All of the records below should be output exactly.

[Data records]

◆ ◆ ◆ ◆ ◆

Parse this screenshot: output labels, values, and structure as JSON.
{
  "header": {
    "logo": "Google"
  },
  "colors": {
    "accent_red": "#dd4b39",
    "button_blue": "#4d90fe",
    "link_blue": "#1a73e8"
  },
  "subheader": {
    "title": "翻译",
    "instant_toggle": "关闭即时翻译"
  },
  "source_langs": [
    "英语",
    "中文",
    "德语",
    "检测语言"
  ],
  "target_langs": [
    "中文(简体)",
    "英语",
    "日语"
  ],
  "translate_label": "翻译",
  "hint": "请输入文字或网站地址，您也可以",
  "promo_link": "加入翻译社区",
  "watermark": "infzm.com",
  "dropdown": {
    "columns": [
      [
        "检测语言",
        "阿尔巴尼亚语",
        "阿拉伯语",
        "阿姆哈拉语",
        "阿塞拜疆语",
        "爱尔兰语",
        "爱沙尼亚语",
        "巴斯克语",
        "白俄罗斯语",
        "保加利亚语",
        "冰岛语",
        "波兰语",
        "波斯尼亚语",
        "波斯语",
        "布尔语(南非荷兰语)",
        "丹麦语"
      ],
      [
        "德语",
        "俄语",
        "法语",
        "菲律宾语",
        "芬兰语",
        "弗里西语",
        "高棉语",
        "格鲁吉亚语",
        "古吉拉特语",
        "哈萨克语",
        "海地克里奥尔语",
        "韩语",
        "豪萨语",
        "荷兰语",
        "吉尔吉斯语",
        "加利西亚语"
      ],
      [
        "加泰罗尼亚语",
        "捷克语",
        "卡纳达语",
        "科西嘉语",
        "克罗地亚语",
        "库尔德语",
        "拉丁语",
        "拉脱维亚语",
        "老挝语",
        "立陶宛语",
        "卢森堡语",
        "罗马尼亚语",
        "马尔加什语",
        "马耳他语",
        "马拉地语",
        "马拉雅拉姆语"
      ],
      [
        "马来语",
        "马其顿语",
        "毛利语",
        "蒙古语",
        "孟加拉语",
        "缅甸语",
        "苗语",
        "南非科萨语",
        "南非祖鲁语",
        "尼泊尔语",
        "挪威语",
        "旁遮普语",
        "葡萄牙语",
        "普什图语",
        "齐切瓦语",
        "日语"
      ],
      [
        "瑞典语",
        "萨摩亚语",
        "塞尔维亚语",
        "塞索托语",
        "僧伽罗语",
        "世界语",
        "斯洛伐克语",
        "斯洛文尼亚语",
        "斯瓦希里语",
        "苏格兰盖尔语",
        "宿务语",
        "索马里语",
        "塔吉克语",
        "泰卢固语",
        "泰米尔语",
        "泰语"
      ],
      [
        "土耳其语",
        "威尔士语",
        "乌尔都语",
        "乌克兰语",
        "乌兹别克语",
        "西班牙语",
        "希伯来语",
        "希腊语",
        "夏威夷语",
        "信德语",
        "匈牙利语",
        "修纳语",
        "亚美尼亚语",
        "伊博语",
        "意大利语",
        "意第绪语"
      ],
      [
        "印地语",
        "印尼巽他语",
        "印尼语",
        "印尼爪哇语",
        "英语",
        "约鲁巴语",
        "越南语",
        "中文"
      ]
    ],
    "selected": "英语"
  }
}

◆ ◆ ◆ ◆ ◆

> ANSWER TO THIS TASK:
Parse this screenshot: output labels, values, and structure as JSON.
{
  "header": {
    "logo": "Google"
  },
  "colors": {
    "accent_red": "#dd4b39",
    "button_blue": "#4d90fe",
    "link_blue": "#1a73e8"
  },
  "subheader": {
    "title": "翻译",
    "instant_toggle": "关闭即时翻译"
  },
  "source_langs": [
    "英语",
    "中文",
    "德语",
    "检测语言"
  ],
  "target_langs": [
    "中文(简体)",
    "英语",
    "日语"
  ],
  "translate_label": "翻译",
  "hint": "请输入文字或网站地址，您也可以",
  "promo_link": "加入翻译社区",
  "watermark": "infzm.com",
  "dropdown": {
    "columns": [
      [
        "检测语言",
        "阿尔巴尼亚语",
        "阿拉伯语",
        "阿姆哈拉语",
        "阿塞拜疆语",
        "爱尔兰语",
        "爱沙尼亚语",
        "巴斯克语",
        "白俄罗斯语",
        "保加利亚语",
        "冰岛语",
        "波兰语",
        "波斯尼亚语",
        "波斯语",
        "布尔语(南非荷兰语)",
        "丹麦语"
      ],
      [
        "德语",
        "俄语",
        "法语",
        "菲律宾语",
        "芬兰语",
        "弗里西语",
        "高棉语",
        "格鲁吉亚语",
        "古吉拉特语",
        "哈萨克语",
        "海地克里奥尔语",
        "韩语",
        "豪萨语",
        "荷兰语",
        "吉尔吉斯语",
        "加利西亚语"
      ],
      [
        "加泰罗尼亚语",
        "捷克语",
        "卡纳达语",
        "科西嘉语",
        "克罗地亚语",
        "库尔德语",
        "拉丁语",
        "拉脱维亚语",
        "老挝语",
        "立陶宛语",
        "卢森堡语",
        "罗马尼亚语",
        "马尔加什语",
        "马耳他语",
        "马拉地语",
        "马拉雅拉姆语"
      ],
      [
        "马来语",
        "马其顿语",
        "毛利语",
        "蒙古语",
        "孟加拉语",
        "缅甸语",
        "苗语",
        "南非科萨语",
        "南非祖鲁语",
        "尼泊尔语",
        "挪威语",
        "旁遮普语",
        "葡萄牙语",
        "普什图语",
        "齐切瓦语",
        "日语"
      ],
      [
        "瑞典语",
        "萨摩亚语",
        "塞尔维亚语",
        "塞索托语",
        "僧伽罗语",
        "世界语",
        "斯洛伐克语",
        "斯洛文尼亚语",
        "斯瓦希里语",
        "苏格兰盖尔语",
        "宿务语",
        "索马里语",
        "塔吉克语",
        "泰卢固语",
        "泰米尔语",
        "泰语"
      ],
      [
        "土耳其语",
        "威尔士语",
        "乌尔都语",
        "乌克兰语",
        "乌兹别克语",
        "西班牙语",
        "希伯来语",
        "希腊语",
        "夏威夷语",
        "信德语",
        "匈牙利语",
        "修纳语",
        "亚美尼亚语",
        "伊博语",
        "意大利语",
        "意第绪语"
      ],
      [
        "印地语",
        "印尼巽他语",
        "印尼语",
        "印尼爪哇语",
        "英语",
        "约鲁巴语",
        "越南语",
        "中文"
      ]
    ],
    "selected": "英语"
  }
}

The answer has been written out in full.